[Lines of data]
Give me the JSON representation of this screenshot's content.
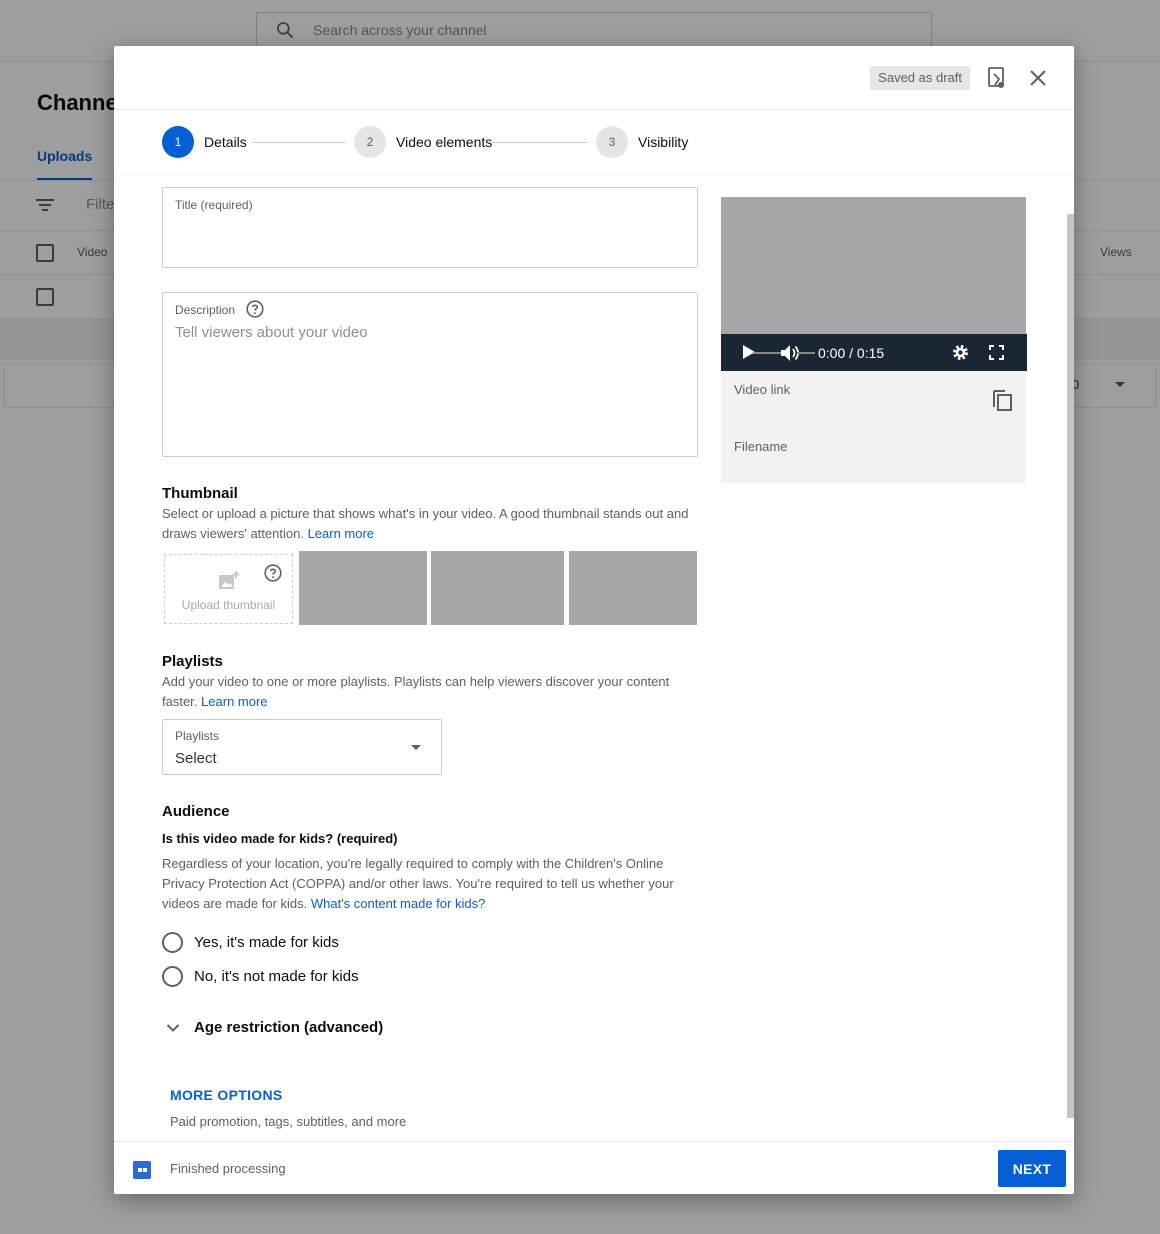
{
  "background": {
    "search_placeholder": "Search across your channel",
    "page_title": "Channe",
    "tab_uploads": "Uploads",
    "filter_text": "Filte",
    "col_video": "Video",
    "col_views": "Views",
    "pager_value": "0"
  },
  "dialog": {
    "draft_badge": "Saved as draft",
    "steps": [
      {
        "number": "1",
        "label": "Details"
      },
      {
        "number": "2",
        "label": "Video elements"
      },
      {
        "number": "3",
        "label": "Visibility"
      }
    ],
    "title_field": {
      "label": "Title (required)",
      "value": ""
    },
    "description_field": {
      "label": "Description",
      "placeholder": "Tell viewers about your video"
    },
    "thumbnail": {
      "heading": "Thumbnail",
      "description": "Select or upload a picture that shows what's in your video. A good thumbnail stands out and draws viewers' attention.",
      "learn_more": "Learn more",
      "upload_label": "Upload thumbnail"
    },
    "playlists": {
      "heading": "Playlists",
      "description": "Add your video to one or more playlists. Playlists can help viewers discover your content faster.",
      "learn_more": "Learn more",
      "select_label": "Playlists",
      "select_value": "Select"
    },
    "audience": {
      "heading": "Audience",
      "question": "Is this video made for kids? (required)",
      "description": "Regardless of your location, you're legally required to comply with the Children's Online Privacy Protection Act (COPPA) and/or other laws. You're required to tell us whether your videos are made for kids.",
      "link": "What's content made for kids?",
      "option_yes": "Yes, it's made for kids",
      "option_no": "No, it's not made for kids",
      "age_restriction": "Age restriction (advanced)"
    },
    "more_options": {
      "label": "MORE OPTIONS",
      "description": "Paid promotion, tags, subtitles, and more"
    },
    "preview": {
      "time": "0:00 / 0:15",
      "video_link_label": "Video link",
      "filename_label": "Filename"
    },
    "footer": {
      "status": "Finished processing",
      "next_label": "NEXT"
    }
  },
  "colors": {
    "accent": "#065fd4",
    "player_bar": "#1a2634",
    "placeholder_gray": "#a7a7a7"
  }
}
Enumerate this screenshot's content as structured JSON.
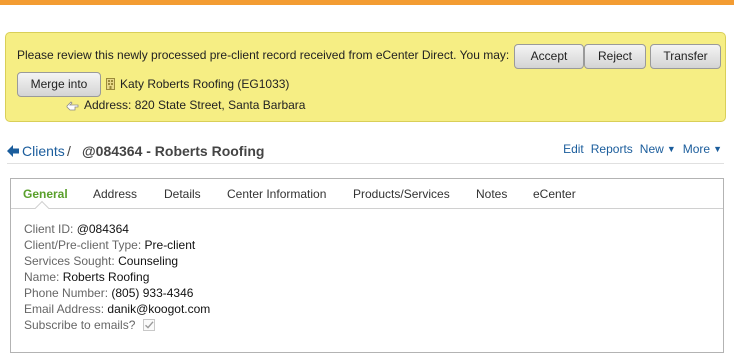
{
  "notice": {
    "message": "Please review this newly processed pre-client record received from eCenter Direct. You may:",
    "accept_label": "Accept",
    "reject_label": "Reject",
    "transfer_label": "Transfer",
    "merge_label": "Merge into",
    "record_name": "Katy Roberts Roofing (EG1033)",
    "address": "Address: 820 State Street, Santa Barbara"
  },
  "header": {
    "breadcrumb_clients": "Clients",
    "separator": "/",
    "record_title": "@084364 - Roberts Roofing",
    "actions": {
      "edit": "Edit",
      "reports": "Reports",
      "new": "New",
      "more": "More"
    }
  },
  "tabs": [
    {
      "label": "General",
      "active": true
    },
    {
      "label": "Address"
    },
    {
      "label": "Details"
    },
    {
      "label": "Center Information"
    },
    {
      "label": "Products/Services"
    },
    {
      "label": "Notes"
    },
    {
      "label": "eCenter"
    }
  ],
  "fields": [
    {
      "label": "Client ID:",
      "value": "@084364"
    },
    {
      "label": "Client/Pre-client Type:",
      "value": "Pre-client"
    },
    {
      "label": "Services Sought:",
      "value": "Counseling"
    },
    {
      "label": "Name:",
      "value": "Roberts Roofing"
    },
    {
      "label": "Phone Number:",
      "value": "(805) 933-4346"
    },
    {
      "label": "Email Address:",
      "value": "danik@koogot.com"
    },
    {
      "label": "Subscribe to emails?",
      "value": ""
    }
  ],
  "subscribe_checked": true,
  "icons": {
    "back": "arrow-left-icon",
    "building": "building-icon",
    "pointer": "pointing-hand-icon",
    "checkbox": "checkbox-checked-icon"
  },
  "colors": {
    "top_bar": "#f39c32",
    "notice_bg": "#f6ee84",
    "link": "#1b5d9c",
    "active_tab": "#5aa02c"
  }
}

---

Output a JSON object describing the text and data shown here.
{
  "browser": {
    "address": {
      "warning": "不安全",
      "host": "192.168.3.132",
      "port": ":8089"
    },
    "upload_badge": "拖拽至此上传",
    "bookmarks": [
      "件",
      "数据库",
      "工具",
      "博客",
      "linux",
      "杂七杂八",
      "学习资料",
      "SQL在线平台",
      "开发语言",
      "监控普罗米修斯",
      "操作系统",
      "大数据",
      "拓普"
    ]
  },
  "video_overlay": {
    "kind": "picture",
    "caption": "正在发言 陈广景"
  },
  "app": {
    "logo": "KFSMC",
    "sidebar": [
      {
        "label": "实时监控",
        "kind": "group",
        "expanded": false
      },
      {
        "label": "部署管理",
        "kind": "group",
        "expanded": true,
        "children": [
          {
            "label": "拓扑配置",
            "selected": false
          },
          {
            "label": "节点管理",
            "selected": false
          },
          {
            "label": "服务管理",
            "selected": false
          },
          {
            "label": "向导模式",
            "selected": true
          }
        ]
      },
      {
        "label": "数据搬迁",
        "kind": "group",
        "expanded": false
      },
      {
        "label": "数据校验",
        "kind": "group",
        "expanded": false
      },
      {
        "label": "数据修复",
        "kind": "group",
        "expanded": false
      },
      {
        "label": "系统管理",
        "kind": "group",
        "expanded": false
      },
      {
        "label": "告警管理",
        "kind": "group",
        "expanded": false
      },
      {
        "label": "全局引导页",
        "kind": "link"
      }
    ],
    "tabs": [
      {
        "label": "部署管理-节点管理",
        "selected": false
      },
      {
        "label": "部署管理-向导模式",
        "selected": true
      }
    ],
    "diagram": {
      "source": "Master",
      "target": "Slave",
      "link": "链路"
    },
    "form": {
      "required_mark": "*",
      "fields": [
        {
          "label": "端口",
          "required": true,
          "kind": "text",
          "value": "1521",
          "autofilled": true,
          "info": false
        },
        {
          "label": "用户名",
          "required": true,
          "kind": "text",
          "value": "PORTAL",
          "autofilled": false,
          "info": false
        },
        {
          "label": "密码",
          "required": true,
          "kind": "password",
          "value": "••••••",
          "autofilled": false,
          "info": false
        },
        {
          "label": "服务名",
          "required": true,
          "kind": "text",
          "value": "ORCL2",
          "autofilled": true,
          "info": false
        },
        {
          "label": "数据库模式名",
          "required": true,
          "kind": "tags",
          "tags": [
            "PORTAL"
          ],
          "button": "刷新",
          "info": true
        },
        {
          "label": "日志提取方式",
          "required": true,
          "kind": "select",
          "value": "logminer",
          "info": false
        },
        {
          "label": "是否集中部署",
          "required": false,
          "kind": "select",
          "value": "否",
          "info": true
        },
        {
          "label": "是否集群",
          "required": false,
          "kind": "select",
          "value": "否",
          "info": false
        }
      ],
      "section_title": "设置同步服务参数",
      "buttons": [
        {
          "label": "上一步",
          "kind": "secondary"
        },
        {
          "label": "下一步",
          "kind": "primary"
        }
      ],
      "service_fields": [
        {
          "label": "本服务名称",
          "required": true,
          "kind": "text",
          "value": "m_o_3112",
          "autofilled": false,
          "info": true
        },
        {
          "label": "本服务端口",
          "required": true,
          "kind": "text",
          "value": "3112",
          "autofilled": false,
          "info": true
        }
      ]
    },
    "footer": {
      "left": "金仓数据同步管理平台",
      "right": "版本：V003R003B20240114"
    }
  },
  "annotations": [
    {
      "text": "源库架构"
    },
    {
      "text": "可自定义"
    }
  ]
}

> Exercise description: Copy out each line of the data containing the string "this".

> Result:
Give me the JSON representation of this screenshot's content.
      "question": "Is this video made for kids? (required)",
Enumerate this screenshot's content as structured JSON.
    "message": "Please review this newly processed pre-client record received from eCenter Direct. You may:",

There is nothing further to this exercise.